* Extracted data
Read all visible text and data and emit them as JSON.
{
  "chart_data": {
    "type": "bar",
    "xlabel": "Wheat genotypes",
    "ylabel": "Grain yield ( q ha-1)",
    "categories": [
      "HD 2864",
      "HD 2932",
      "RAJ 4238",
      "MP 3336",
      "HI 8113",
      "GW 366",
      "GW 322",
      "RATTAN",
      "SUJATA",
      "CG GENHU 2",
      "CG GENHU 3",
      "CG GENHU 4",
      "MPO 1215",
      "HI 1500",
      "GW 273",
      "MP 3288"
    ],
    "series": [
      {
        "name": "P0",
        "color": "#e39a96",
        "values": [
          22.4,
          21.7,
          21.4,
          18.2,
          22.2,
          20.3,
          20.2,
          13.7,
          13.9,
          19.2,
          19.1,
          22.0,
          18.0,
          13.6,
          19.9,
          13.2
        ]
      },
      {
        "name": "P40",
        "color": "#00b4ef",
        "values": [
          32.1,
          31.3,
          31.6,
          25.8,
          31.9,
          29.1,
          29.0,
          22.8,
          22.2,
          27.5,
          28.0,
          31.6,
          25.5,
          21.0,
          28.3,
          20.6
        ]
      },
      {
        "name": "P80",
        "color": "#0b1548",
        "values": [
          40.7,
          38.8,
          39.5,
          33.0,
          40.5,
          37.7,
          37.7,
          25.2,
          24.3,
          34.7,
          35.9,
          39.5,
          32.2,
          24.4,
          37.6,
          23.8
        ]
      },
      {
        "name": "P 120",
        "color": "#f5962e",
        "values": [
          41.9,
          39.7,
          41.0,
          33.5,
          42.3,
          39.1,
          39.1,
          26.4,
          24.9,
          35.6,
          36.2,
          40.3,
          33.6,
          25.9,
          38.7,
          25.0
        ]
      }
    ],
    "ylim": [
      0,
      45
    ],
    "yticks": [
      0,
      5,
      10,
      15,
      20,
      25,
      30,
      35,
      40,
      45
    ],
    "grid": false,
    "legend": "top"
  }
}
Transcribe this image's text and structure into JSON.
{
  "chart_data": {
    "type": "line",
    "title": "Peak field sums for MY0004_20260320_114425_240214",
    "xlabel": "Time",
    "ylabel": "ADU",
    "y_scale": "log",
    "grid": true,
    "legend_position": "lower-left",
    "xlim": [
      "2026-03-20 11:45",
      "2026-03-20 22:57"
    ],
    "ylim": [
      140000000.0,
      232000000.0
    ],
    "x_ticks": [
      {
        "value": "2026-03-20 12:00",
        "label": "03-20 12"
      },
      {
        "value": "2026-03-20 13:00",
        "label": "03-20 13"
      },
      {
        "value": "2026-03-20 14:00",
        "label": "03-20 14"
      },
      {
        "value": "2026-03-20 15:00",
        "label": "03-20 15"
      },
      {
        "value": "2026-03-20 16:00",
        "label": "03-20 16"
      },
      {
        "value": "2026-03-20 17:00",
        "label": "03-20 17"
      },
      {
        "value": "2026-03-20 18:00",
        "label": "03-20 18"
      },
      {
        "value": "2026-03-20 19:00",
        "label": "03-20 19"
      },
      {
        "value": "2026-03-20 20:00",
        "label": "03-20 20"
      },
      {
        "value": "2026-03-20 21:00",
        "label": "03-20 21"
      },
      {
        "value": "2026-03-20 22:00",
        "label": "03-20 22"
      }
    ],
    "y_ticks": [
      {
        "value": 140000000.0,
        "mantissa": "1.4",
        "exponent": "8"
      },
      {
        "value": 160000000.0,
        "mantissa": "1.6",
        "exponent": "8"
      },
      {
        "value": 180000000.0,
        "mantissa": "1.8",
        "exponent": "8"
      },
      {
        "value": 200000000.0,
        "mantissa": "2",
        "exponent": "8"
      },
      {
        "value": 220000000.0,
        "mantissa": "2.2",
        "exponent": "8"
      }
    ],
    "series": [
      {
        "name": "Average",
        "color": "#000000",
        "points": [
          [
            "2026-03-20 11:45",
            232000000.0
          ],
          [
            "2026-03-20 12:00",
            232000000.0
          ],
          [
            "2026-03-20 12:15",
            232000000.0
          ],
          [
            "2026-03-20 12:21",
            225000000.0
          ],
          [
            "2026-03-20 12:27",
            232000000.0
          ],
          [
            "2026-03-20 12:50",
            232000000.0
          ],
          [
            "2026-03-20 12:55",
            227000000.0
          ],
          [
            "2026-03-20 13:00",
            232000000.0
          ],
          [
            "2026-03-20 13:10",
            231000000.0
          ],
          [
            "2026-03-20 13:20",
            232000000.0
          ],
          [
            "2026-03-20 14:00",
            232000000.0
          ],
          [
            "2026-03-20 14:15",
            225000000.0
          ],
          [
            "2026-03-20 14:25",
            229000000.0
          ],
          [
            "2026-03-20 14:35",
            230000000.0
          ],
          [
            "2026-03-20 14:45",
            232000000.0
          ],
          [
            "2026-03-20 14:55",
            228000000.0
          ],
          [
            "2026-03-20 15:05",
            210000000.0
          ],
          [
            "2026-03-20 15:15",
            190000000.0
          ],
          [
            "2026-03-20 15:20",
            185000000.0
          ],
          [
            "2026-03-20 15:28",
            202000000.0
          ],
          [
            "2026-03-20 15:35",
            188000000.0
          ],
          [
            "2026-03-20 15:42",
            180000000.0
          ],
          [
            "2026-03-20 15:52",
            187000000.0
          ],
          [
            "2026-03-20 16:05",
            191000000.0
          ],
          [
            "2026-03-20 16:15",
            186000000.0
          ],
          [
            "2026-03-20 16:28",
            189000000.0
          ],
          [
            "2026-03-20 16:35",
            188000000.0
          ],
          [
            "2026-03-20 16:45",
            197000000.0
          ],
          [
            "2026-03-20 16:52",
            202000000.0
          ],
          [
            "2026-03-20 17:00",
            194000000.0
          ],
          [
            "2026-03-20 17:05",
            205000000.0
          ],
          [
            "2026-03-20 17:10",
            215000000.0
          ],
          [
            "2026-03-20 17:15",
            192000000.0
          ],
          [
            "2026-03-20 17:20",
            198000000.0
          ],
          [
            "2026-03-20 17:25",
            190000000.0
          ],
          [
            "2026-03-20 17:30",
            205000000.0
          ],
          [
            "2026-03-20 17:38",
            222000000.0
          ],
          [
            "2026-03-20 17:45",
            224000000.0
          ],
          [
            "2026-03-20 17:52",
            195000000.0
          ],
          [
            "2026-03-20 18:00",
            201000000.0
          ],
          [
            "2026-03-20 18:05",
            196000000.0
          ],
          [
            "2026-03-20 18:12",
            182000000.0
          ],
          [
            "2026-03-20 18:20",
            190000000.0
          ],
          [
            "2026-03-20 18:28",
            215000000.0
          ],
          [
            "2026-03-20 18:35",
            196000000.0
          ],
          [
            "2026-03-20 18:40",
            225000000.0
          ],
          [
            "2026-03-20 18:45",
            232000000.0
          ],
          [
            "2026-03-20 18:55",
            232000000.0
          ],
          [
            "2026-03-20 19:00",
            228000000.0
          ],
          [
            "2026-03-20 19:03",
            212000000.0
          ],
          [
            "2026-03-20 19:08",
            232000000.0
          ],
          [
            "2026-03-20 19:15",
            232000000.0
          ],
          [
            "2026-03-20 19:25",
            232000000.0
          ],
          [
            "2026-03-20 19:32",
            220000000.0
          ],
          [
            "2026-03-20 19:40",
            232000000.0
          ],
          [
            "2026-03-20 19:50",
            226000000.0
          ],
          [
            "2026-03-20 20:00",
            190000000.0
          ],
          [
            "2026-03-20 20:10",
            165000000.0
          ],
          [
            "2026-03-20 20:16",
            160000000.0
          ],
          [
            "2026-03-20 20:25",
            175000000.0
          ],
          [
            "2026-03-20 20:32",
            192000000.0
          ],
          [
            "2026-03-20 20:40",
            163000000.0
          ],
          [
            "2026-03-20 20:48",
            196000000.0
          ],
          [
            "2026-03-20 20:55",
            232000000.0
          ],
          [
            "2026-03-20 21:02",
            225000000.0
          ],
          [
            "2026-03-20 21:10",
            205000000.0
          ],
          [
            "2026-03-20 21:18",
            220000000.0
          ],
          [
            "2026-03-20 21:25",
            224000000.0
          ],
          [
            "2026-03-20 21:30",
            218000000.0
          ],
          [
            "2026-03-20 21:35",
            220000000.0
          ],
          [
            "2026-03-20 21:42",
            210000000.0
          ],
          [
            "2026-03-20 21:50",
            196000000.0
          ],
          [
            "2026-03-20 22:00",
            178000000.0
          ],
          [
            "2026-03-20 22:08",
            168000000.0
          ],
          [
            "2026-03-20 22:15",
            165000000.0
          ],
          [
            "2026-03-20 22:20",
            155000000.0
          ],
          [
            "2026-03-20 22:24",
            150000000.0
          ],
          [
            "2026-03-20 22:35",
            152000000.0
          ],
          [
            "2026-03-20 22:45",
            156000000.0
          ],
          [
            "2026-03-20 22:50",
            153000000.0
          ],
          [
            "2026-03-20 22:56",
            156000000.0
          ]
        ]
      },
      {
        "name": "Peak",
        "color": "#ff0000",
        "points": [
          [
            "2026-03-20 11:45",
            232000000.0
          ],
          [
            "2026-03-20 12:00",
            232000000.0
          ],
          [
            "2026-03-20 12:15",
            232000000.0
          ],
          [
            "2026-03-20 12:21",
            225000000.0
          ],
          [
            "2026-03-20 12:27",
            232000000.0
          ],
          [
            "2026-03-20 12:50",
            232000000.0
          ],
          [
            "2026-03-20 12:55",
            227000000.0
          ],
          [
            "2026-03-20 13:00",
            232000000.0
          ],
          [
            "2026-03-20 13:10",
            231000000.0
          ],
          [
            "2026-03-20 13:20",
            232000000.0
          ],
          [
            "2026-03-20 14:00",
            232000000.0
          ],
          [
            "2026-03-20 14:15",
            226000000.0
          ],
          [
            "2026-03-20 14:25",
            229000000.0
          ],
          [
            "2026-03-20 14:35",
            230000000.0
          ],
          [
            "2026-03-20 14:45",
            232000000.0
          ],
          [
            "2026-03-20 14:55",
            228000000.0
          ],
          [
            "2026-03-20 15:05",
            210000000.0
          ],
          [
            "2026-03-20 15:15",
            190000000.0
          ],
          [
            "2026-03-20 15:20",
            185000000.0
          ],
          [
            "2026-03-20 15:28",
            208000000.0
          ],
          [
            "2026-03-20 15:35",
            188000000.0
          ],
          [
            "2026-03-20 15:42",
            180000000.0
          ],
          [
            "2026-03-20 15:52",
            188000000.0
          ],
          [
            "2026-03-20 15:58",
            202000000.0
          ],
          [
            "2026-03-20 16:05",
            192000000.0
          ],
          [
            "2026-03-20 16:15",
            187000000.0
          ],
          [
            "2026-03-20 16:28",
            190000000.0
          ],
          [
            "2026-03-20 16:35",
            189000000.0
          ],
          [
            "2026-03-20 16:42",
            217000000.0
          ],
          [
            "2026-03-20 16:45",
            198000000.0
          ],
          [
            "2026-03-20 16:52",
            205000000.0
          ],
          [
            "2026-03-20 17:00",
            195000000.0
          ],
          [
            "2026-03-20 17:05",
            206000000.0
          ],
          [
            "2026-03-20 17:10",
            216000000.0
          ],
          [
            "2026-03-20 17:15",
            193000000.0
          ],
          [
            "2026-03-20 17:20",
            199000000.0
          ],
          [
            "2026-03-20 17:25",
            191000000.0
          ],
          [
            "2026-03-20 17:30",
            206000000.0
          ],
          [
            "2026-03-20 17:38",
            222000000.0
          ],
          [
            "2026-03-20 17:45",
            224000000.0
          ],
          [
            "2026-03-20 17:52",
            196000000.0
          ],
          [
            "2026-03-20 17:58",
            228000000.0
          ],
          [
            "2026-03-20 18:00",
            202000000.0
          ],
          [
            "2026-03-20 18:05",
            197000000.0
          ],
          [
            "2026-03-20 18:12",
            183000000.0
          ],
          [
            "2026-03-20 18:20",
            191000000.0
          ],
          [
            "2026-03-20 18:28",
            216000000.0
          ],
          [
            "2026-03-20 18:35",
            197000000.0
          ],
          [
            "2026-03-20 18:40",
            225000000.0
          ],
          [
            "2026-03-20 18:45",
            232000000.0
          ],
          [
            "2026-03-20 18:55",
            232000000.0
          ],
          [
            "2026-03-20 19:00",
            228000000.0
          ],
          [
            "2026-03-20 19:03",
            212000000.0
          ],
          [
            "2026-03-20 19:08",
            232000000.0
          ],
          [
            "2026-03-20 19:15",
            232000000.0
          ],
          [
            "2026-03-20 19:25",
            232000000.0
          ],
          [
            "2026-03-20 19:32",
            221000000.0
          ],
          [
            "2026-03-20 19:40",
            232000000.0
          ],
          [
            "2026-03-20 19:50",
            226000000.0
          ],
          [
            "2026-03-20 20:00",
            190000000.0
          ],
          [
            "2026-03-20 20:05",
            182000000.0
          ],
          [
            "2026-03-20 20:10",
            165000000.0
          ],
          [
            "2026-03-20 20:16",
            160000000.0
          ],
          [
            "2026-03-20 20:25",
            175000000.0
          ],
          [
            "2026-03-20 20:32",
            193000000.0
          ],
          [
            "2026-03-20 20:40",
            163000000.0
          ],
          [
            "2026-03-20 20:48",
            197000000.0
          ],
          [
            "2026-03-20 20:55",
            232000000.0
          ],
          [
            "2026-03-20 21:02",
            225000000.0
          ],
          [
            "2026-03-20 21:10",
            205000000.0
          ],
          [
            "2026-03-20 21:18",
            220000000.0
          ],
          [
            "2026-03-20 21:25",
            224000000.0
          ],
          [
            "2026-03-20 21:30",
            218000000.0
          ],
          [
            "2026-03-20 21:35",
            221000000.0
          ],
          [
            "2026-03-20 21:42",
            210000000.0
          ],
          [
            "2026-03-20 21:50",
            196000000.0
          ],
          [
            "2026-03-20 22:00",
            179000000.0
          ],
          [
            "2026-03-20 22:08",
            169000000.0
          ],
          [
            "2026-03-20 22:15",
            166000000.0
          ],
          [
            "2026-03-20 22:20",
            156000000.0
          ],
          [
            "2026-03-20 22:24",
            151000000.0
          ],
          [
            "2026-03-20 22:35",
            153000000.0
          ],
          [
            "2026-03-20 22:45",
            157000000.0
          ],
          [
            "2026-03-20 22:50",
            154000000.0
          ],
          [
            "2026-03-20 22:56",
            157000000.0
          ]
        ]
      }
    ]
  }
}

* Exercise aim
Copy out every line of the material above that mentions the word "name".

* Exercise result
        "name": "P0",
        "name": "P40",
        "name": "P80",
        "name": "P 120",
        "name": "Average",
        "name": "Peak",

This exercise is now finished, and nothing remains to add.